**Task goal:**
Write out the whole of the material exactly.

Stored data entries:
_____

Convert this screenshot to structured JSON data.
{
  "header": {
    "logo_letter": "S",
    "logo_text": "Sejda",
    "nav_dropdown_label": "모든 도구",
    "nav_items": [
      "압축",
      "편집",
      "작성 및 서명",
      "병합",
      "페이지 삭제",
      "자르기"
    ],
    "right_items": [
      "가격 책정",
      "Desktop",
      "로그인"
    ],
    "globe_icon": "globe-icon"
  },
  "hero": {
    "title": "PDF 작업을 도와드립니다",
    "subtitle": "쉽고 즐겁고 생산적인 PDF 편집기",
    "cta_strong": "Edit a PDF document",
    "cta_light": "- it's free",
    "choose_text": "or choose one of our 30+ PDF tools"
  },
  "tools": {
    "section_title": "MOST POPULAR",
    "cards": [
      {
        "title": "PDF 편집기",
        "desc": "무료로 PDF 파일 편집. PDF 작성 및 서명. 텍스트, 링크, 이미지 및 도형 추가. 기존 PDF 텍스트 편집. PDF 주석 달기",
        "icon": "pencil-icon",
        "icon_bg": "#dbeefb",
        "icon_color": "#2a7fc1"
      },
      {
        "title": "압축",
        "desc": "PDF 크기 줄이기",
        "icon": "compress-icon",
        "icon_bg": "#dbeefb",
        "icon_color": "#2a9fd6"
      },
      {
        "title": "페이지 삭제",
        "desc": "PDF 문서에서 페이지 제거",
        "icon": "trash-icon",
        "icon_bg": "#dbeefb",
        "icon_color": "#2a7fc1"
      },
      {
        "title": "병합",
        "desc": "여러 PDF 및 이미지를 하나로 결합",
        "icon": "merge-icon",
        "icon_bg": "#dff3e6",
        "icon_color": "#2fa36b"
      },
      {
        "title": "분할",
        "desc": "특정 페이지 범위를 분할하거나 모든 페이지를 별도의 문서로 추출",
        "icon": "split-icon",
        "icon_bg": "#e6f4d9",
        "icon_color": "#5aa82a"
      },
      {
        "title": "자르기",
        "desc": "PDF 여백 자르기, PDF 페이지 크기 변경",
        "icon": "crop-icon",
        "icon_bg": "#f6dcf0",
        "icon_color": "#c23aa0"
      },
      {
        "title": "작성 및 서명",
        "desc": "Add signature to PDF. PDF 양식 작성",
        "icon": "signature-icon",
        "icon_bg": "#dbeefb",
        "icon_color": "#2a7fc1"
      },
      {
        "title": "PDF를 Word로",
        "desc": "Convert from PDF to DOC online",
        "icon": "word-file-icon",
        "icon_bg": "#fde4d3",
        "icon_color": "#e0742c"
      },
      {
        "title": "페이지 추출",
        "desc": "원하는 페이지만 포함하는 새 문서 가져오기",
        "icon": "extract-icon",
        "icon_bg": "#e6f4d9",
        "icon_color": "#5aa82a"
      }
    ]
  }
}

_____

**Output for this task:**
Convert this screenshot to structured JSON data.
{
  "header": {
    "logo_letter": "S",
    "logo_text": "Sejda",
    "nav_dropdown_label": "모든 도구",
    "nav_items": [
      "압축",
      "편집",
      "작성 및 서명",
      "병합",
      "페이지 삭제",
      "자르기"
    ],
    "right_items": [
      "가격 책정",
      "Desktop",
      "로그인"
    ],
    "globe_icon": "globe-icon"
  },
  "hero": {
    "title": "PDF 작업을 도와드립니다",
    "subtitle": "쉽고 즐겁고 생산적인 PDF 편집기",
    "cta_strong": "Edit a PDF document",
    "cta_light": "- it's free",
    "choose_text": "or choose one of our 30+ PDF tools"
  },
  "tools": {
    "section_title": "MOST POPULAR",
    "cards": [
      {
        "title": "PDF 편집기",
        "desc": "무료로 PDF 파일 편집. PDF 작성 및 서명. 텍스트, 링크, 이미지 및 도형 추가. 기존 PDF 텍스트 편집. PDF 주석 달기",
        "icon": "pencil-icon",
        "icon_bg": "#dbeefb",
        "icon_color": "#2a7fc1"
      },
      {
        "title": "압축",
        "desc": "PDF 크기 줄이기",
        "icon": "compress-icon",
        "icon_bg": "#dbeefb",
        "icon_color": "#2a9fd6"
      },
      {
        "title": "페이지 삭제",
        "desc": "PDF 문서에서 페이지 제거",
        "icon": "trash-icon",
        "icon_bg": "#dbeefb",
        "icon_color": "#2a7fc1"
      },
      {
        "title": "병합",
        "desc": "여러 PDF 및 이미지를 하나로 결합",
        "icon": "merge-icon",
        "icon_bg": "#dff3e6",
        "icon_color": "#2fa36b"
      },
      {
        "title": "분할",
        "desc": "특정 페이지 범위를 분할하거나 모든 페이지를 별도의 문서로 추출",
        "icon": "split-icon",
        "icon_bg": "#e6f4d9",
        "icon_color": "#5aa82a"
      },
      {
        "title": "자르기",
        "desc": "PDF 여백 자르기, PDF 페이지 크기 변경",
        "icon": "crop-icon",
        "icon_bg": "#f6dcf0",
        "icon_color": "#c23aa0"
      },
      {
        "title": "작성 및 서명",
        "desc": "Add signature to PDF. PDF 양식 작성",
        "icon": "signature-icon",
        "icon_bg": "#dbeefb",
        "icon_color": "#2a7fc1"
      },
      {
        "title": "PDF를 Word로",
        "desc": "Convert from PDF to DOC online",
        "icon": "word-file-icon",
        "icon_bg": "#fde4d3",
        "icon_color": "#e0742c"
      },
      {
        "title": "페이지 추출",
        "desc": "원하는 페이지만 포함하는 새 문서 가져오기",
        "icon": "extract-icon",
        "icon_bg": "#e6f4d9",
        "icon_color": "#5aa82a"
      }
    ]
  }
}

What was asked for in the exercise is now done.